BEGIN

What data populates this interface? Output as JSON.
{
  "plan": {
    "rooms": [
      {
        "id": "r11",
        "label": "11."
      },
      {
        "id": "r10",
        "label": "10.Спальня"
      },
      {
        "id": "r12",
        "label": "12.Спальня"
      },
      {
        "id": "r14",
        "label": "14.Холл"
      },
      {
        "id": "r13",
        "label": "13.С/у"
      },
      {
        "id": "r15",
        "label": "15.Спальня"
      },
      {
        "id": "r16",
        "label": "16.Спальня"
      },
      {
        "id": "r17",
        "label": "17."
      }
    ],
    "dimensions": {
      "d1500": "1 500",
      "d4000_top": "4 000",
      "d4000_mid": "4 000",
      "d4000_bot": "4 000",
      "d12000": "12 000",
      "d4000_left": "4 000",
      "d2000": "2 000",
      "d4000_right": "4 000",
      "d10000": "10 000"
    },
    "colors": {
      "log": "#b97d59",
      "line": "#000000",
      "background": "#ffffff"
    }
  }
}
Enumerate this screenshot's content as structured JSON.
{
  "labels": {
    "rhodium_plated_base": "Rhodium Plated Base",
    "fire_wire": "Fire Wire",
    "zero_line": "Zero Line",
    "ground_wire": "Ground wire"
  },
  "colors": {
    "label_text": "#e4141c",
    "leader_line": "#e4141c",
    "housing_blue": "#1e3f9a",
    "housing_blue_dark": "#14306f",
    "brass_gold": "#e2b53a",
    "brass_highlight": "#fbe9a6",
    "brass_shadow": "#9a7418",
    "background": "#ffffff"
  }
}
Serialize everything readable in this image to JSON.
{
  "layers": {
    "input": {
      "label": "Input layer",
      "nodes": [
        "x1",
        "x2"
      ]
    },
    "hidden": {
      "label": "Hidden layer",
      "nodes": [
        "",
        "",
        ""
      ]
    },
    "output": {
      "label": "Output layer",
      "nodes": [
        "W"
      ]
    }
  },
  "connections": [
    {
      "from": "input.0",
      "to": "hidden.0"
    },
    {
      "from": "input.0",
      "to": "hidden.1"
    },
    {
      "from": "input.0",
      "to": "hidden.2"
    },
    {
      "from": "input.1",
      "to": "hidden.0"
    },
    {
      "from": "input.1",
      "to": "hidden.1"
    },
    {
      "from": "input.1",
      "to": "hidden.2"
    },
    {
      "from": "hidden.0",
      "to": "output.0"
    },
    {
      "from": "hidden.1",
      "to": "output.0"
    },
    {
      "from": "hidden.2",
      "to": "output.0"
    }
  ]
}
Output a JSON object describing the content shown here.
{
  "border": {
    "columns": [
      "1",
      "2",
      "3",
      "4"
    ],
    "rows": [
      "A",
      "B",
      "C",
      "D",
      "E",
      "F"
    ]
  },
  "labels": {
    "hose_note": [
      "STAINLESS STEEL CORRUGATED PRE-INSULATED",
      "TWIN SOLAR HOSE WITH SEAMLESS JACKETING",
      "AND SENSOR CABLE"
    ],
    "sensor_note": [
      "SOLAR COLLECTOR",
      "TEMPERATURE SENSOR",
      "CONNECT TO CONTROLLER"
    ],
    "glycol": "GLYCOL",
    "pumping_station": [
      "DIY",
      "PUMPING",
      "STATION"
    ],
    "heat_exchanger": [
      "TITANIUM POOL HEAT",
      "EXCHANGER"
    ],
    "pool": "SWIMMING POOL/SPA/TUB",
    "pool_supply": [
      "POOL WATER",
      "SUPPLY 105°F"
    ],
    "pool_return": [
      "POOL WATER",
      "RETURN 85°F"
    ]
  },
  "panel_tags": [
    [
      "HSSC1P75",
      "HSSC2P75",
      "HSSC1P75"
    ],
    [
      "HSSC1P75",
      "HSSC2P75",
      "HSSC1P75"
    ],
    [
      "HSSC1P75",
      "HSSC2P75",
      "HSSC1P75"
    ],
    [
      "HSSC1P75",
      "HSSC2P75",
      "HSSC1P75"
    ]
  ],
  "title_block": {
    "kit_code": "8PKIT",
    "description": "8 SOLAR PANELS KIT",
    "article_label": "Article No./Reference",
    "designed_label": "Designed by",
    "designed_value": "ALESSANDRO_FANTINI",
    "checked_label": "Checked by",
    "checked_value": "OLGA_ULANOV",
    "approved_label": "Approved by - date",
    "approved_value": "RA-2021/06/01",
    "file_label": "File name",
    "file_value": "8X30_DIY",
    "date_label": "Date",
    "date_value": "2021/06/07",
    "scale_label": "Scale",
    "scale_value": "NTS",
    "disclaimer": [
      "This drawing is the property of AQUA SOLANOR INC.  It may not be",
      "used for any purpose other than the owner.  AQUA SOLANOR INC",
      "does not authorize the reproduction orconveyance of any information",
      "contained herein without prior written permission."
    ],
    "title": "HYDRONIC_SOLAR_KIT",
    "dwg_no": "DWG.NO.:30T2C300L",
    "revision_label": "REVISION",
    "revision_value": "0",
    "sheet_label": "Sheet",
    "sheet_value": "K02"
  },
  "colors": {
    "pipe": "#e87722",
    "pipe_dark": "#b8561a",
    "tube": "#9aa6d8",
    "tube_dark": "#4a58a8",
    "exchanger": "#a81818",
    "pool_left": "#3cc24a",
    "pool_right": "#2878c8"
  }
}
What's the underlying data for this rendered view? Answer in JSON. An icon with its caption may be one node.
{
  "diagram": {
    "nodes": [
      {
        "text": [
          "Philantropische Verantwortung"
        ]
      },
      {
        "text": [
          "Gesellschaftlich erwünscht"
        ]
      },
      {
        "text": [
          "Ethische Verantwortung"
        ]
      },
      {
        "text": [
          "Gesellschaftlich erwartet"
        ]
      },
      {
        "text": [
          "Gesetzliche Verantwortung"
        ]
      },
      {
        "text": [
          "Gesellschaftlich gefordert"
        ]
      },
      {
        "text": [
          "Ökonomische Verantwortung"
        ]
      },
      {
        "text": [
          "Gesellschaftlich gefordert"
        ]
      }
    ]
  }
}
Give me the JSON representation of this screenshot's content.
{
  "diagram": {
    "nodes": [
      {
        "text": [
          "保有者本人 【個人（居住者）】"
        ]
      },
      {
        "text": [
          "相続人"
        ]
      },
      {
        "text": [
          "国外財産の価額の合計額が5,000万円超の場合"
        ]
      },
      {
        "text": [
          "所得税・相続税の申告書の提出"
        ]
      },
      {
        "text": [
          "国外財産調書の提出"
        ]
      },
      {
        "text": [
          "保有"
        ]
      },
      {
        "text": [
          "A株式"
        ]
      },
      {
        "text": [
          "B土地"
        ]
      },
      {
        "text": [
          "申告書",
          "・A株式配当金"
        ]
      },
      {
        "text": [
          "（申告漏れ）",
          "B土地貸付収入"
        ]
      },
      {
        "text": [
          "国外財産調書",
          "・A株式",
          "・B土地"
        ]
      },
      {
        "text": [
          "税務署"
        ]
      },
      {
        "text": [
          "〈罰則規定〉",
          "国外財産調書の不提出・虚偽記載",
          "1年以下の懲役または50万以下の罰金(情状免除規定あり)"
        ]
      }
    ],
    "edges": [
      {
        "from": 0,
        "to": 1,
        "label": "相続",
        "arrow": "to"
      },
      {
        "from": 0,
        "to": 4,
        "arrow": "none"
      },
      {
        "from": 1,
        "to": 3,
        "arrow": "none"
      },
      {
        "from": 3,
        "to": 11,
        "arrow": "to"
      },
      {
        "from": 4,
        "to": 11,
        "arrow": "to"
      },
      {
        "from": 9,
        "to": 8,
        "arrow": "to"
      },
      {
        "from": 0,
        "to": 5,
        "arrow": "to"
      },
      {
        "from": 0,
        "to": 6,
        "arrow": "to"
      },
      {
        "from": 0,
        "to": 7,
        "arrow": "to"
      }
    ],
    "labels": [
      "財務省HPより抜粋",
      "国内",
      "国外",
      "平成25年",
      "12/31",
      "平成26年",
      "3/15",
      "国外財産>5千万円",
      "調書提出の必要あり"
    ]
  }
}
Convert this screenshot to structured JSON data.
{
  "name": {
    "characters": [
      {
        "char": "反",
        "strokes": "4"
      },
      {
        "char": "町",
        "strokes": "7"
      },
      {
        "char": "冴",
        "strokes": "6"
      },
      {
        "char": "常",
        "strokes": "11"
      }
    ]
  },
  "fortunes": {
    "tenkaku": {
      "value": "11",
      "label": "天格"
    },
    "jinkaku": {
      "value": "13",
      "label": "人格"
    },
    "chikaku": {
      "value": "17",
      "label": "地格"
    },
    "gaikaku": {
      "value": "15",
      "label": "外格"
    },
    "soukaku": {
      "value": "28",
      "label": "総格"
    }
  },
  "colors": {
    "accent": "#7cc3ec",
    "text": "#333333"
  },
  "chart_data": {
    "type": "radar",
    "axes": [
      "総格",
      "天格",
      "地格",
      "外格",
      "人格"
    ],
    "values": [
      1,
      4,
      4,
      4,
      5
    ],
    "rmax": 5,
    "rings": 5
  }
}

END

**Task to complete**: Show all lines from the data above in which the word "structured" appears.

**Solution below**:
Enumerate this screenshot's content as structured JSON.
Convert this screenshot to structured JSON data.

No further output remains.